*** EXCERPTED RECORDS ***

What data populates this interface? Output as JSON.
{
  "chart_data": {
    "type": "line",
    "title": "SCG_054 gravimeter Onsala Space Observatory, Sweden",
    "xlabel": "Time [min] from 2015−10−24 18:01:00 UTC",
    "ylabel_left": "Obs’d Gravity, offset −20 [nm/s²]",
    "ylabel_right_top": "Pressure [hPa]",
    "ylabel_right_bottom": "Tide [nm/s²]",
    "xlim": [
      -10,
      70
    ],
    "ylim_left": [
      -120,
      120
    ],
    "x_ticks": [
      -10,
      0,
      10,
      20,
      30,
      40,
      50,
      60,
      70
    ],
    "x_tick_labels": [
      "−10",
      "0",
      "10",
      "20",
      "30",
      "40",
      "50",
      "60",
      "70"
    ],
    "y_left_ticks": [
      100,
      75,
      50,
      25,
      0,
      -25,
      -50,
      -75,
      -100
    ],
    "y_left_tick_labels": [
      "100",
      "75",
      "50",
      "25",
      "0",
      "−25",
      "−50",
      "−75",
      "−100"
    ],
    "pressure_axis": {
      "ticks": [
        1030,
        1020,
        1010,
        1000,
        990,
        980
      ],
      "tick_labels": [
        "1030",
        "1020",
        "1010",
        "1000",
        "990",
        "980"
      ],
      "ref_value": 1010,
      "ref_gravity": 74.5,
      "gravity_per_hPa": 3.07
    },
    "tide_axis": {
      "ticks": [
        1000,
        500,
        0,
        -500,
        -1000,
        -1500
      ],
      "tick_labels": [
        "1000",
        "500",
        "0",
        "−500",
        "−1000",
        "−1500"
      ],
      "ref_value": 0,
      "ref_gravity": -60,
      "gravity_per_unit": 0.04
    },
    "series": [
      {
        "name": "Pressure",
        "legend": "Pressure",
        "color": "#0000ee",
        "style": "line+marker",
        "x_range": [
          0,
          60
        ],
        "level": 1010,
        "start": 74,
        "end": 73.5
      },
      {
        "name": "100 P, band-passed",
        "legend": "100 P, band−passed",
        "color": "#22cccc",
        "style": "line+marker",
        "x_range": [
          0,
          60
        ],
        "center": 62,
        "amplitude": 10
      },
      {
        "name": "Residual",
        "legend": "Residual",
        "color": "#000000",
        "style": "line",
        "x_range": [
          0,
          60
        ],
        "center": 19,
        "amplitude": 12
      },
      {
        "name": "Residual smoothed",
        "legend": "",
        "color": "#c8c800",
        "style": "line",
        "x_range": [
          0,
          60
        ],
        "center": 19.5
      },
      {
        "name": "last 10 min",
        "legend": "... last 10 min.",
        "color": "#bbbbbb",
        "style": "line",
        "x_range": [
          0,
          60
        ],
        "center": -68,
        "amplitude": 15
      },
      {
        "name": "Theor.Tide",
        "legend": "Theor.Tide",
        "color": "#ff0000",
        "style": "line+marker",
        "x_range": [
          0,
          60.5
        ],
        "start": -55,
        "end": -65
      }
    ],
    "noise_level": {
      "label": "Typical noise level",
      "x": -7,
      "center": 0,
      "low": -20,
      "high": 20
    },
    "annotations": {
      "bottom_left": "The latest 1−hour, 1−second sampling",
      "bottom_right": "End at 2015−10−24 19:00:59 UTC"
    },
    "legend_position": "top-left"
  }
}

***

→ EXERCISE DETAILS
Copy every line above in which the string "band" shows up.

→ TASK SOLUTION
        "name": "100 P, band-passed",
        "legend": "100 P, band−passed",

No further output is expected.